**QUOTED TEXT**

Batch Script to Run Multiple Copies

From CAC Documentation wiki
Jump to navigation Jump to search
  • Linux cluster
  • Many copies of the same program with different arguments

Each separate computer in the cluster is called a node. There can be more than one processor on each node, and each processor usually has multiple processing cores. For the V4 cluster, that means there are 8 cores, so that you can run 8 tasks per node, or 8 copies of your program.

While tasks run and write output to files, the files should be stored on the local temporary directory on each node. That directory is /tmp. At the end of the job, copy files back to the home directory on the shared filesystem.

The batch script will setup the computing environment, run tasks, and tear it down:

  • batch.sh: The user submits this script to the batch system. It runs the next three.
  • to_node.sh: Run once for each node, this sets up the /tmp directory.
  • task.sh: Run once for each task (8 per node), this runs the main program.
  • from_node.sh: Run once for each node, this copies files back.

You run "nsub batch.sh" to submit the job, and the scheduler later runs batch.sh on one of the nodes. Batch.sh, in turn, calls the other three files, to_node, task, and from_node. Here are a couple of friendly tips:

  • If you want to copy-and-paste these scripts, first switch to the "view source" tab at the top of this page.
  • Remember to set the execute bit on the scripts by typing "chmod +x *.sh" at the command line.

batch.sh:

#!/bin/sh
#PBS -l walltime=1:00:00,nodes=2
#PBS -A dal16_0001
#PBS -j oe
#PBS -N insects
#PBS -q v4dev

# Turn on echo of shell commands
set -x

# Counts the number of cores on this host.

**PROBLEM TO WORK ON**
Return the passage of the batch script page from "While tasks run" up to and including "the next three.", copied word for word.

**RAW DATA**
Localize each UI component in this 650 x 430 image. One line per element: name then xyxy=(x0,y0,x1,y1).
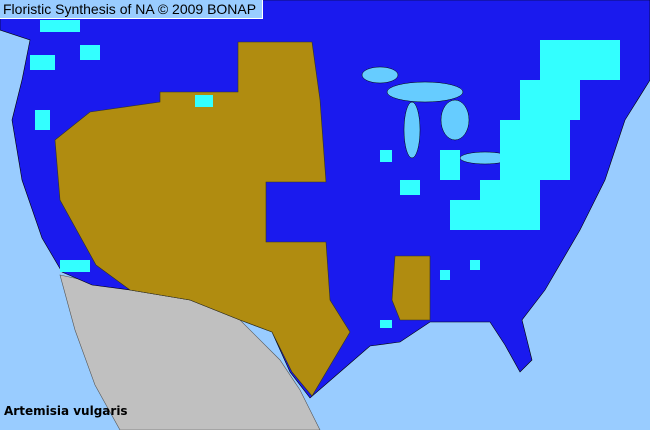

**RESPONSE TO THIS TASK**
While tasks run and write output to files, the files should be stored on the local temporary directory on each node. That directory is /tmp. At the end of the job, copy files back to the home directory on the shared filesystem.

The batch script will setup the computing environment, run tasks, and tear it down:

  • batch.sh: The user submits this script to the batch system. It runs the next three.